Stored records →
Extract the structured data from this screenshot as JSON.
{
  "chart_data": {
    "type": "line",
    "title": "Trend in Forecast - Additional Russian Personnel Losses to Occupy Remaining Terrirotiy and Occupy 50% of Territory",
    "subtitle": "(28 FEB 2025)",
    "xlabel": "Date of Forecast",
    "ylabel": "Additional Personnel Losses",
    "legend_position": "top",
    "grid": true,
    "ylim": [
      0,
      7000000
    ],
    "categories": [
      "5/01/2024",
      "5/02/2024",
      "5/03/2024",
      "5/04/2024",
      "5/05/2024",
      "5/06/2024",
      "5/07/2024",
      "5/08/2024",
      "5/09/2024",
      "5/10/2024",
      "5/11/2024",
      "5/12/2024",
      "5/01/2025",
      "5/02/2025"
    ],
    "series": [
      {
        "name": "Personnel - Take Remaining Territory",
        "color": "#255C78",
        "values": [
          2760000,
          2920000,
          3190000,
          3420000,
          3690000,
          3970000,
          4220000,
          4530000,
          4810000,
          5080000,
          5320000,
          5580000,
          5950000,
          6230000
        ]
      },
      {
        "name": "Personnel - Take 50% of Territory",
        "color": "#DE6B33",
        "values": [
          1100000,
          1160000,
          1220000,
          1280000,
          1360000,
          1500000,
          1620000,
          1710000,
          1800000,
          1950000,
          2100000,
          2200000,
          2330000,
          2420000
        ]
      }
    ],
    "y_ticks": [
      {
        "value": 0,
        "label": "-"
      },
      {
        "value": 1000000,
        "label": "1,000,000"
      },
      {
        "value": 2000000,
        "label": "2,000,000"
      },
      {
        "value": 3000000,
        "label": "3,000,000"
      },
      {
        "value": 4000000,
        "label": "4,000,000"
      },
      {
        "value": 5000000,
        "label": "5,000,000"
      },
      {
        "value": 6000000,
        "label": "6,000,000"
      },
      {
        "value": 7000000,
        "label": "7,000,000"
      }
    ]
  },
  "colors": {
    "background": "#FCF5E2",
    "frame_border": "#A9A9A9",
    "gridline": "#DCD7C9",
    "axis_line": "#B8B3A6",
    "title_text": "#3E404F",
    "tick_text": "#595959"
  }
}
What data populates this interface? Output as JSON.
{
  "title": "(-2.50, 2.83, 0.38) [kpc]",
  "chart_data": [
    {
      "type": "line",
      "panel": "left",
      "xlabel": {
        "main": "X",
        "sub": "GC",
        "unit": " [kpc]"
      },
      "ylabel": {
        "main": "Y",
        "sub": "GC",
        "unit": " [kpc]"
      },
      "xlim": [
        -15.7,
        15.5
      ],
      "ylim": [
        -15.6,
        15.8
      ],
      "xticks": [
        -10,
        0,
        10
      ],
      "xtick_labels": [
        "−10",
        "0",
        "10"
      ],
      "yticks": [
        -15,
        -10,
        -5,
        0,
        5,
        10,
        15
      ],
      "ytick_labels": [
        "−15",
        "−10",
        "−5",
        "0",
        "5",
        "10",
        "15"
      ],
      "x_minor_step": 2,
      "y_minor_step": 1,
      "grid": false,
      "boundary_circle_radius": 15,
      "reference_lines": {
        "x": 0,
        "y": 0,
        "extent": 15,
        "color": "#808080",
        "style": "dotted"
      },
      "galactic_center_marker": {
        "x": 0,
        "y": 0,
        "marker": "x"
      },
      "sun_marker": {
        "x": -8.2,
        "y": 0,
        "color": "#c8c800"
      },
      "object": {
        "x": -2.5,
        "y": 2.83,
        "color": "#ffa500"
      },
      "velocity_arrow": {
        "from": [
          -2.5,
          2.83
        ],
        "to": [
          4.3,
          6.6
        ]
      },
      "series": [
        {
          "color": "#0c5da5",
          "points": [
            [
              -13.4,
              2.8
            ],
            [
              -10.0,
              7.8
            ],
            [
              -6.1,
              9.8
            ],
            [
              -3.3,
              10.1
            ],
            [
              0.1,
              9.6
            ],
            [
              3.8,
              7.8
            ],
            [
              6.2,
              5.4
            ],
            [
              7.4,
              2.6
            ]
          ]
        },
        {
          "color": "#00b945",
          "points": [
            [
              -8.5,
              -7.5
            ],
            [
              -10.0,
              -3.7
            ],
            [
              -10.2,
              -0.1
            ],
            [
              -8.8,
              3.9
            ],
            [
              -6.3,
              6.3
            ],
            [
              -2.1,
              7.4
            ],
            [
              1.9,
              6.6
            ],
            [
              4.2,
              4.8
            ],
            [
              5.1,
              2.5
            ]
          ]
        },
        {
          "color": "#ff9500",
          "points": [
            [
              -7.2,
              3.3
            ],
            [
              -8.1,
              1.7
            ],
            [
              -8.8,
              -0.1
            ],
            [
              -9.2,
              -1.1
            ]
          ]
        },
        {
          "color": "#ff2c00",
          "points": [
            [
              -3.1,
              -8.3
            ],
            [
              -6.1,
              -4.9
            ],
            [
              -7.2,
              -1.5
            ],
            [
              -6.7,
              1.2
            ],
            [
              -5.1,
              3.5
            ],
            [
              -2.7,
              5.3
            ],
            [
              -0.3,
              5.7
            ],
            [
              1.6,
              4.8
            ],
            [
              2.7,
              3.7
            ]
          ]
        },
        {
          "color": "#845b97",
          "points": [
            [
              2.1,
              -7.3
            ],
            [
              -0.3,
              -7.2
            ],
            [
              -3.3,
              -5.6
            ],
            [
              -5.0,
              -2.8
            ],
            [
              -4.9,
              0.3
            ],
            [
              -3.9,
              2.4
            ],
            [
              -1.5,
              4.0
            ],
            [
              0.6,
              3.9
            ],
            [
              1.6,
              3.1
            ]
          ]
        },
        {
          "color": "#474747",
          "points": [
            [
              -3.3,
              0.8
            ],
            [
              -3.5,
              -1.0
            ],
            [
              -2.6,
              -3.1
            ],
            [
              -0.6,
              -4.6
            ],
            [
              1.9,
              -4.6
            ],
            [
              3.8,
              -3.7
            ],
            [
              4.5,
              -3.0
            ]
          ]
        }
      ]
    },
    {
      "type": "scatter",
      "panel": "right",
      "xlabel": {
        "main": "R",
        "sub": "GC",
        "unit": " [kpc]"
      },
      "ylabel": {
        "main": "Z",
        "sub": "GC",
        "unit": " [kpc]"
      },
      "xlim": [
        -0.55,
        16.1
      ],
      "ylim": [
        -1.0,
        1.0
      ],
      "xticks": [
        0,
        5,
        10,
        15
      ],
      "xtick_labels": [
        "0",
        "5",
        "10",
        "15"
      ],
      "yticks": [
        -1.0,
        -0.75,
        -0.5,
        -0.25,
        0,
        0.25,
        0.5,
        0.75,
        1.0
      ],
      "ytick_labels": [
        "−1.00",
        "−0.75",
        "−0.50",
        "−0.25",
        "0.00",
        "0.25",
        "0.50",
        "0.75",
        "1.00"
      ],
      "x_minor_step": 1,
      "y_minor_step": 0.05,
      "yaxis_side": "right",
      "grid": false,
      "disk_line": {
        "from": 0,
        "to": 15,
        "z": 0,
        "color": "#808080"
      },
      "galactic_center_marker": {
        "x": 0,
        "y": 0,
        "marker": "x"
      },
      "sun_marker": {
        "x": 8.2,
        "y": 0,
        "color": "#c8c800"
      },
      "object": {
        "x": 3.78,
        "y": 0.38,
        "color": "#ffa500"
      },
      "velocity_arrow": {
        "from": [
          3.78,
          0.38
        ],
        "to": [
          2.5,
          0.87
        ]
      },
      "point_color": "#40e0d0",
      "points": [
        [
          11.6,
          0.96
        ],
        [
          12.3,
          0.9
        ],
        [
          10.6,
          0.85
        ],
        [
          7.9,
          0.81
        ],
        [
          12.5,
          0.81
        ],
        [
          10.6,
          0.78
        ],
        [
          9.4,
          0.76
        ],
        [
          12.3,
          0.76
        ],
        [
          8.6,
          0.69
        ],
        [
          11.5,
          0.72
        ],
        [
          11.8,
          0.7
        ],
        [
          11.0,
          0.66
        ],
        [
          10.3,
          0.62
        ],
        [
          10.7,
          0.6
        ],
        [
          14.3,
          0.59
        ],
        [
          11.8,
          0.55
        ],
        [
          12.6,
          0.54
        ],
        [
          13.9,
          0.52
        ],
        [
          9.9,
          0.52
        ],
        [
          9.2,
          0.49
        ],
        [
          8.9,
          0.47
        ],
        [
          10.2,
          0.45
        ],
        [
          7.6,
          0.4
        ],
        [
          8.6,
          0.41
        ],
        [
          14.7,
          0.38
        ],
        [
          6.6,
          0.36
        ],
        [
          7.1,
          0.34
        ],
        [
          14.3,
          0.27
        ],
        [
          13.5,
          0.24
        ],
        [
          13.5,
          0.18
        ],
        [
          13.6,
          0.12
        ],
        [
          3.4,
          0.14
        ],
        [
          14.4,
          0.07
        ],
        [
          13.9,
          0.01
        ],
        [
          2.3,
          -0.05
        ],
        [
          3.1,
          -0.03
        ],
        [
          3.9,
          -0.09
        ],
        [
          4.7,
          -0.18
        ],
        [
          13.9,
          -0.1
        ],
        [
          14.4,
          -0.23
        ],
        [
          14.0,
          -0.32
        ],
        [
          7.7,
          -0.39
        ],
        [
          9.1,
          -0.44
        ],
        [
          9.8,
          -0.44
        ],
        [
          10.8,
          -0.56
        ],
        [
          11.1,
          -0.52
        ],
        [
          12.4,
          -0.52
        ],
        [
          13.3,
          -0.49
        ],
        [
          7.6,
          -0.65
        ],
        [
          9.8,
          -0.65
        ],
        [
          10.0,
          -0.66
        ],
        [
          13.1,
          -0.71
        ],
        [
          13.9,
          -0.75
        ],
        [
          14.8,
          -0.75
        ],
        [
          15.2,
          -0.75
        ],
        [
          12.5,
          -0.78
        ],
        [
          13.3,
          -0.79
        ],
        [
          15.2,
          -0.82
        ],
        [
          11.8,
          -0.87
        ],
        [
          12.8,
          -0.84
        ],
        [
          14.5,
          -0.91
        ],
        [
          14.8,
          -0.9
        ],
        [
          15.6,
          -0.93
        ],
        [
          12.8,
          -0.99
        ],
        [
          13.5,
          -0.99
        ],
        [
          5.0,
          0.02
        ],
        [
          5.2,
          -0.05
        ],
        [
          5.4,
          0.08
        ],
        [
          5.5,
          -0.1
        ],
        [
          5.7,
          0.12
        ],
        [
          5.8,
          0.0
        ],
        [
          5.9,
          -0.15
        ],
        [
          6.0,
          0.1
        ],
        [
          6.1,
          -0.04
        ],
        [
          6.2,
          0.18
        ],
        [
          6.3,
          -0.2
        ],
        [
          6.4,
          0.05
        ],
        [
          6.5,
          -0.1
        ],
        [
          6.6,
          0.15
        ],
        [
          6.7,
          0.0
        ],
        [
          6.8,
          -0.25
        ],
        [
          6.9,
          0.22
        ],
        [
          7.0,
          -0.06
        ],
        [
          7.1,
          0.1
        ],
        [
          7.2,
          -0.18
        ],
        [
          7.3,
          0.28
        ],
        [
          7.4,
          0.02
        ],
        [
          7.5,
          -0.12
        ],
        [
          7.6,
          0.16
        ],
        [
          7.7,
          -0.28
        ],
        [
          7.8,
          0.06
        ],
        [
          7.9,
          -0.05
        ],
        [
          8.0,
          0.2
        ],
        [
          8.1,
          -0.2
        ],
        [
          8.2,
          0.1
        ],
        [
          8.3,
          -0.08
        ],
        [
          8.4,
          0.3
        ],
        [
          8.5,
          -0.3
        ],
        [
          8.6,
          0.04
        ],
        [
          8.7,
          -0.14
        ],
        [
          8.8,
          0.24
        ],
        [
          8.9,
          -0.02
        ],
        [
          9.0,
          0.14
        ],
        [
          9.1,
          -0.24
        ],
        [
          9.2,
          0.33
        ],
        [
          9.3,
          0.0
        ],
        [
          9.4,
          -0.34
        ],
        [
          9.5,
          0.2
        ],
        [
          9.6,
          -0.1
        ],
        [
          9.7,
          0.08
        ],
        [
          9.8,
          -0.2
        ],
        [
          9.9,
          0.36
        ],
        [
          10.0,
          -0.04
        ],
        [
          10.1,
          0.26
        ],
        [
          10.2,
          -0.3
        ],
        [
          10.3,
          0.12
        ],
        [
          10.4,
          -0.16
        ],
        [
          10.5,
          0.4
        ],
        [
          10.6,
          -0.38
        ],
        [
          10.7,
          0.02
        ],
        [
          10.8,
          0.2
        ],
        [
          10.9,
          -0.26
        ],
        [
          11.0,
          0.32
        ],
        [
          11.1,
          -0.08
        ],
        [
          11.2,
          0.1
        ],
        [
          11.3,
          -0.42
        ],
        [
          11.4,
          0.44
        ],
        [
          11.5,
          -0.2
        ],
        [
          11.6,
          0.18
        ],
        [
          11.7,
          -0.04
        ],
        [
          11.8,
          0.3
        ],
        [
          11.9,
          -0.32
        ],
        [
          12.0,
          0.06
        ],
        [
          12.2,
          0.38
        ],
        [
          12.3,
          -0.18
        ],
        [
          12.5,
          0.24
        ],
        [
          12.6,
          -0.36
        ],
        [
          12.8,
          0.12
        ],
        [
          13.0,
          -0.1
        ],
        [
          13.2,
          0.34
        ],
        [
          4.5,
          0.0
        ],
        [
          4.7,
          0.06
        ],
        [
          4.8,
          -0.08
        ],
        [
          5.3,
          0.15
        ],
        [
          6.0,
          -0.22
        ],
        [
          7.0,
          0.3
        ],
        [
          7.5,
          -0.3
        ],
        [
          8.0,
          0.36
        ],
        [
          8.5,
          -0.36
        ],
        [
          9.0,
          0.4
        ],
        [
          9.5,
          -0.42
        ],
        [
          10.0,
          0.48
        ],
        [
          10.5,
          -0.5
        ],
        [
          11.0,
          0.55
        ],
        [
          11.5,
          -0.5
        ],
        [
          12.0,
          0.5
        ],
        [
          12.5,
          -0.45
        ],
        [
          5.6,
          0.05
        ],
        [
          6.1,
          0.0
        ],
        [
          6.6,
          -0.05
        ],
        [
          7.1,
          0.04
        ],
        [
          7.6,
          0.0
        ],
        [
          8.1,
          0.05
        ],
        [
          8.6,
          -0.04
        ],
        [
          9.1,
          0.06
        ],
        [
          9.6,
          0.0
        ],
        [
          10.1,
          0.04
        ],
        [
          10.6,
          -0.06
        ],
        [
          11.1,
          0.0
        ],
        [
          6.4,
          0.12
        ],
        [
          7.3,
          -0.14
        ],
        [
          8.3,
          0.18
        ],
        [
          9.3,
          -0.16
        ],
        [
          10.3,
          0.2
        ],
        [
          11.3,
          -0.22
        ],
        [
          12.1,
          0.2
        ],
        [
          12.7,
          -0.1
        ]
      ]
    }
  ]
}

What to work on →
Scan the data above; copy every line where "from" appears.

The solution →
Extract the structured data from this screenshot as JSON.
        "from": [
        "from": 0,
        "from": [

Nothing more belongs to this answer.